> _WHAT TO PRODUCE_
The records below must be repeated exactly, but without their pictures.

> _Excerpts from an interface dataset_
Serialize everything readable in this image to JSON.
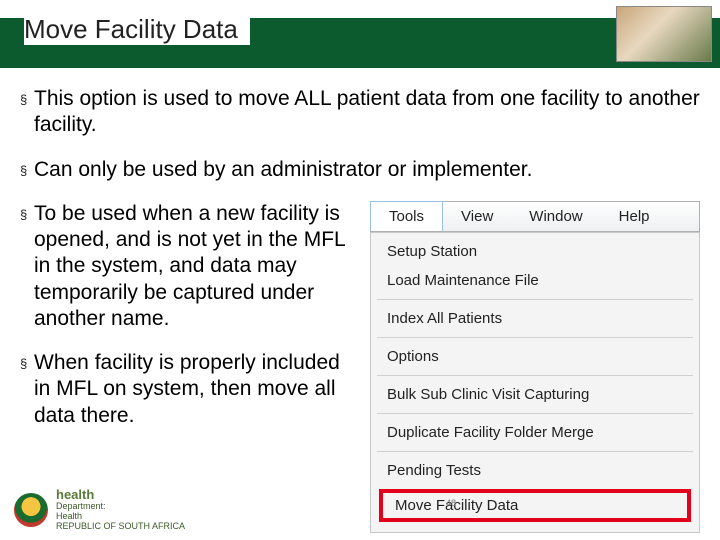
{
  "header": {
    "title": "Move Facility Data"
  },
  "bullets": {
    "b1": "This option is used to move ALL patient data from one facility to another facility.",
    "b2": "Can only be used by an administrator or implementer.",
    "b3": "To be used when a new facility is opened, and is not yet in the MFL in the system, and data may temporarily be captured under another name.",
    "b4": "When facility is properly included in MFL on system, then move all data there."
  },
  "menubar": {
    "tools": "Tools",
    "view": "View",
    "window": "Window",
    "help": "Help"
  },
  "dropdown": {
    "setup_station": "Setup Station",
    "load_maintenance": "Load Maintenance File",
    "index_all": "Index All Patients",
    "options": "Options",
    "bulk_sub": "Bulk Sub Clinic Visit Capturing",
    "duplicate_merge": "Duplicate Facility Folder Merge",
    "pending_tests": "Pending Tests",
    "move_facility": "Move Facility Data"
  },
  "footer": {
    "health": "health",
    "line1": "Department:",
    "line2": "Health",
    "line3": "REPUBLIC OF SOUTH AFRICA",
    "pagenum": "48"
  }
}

> _TASK ANSWER_
Serialize everything readable in this image to JSON.
{
  "header": {
    "title": "Move Facility Data"
  },
  "bullets": {
    "b1": "This option is used to move ALL patient data from one facility to another facility.",
    "b2": "Can only be used by an administrator or implementer.",
    "b3": "To be used when a new facility is opened, and is not yet in the MFL in the system, and data may temporarily be captured under another name.",
    "b4": "When facility is properly included in MFL on system, then move all data there."
  },
  "menubar": {
    "tools": "Tools",
    "view": "View",
    "window": "Window",
    "help": "Help"
  },
  "dropdown": {
    "setup_station": "Setup Station",
    "load_maintenance": "Load Maintenance File",
    "index_all": "Index All Patients",
    "options": "Options",
    "bulk_sub": "Bulk Sub Clinic Visit Capturing",
    "duplicate_merge": "Duplicate Facility Folder Merge",
    "pending_tests": "Pending Tests",
    "move_facility": "Move Facility Data"
  },
  "footer": {
    "health": "health",
    "line1": "Department:",
    "line2": "Health",
    "line3": "REPUBLIC OF SOUTH AFRICA",
    "pagenum": "48"
  }
}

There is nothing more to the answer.